## Records for the exercise
######

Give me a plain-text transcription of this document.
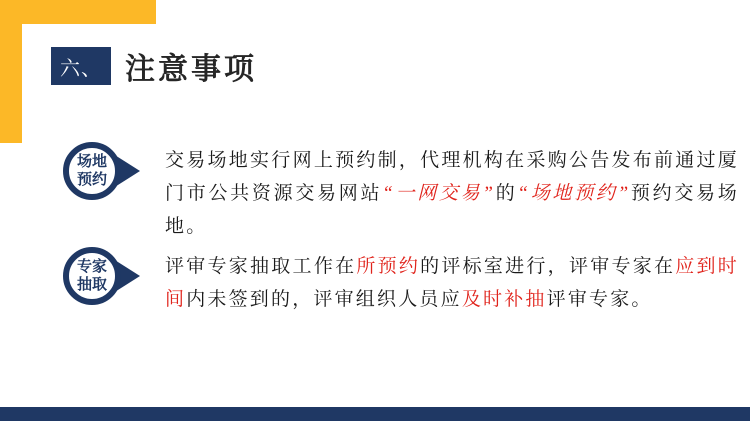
六、 注意事项
场地
预约
交易场地实行网上预约制，代理机构在采购公告发布前通过厦门市公共资源交易网站“一网交易”的“场地预约”预约交易场地。
专家
抽取
评审专家抽取工作在所预约的评标室进行，评审专家在应到时间内未签到的，评审组织人员应及时补抽评审专家。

######

## Problem requirements
Reproduce every line precisely as given, omitting all pictures.

## Correct result
Give me a plain-text transcription of this document.
六、 注意事项
场地
预约
交易场地实行网上预约制，代理机构在采购公告发布前通过厦门市公共资源交易网站“一网交易”的“场地预约”预约交易场地。
专家
抽取
评审专家抽取工作在所预约的评标室进行，评审专家在应到时间内未签到的，评审组织人员应及时补抽评审专家。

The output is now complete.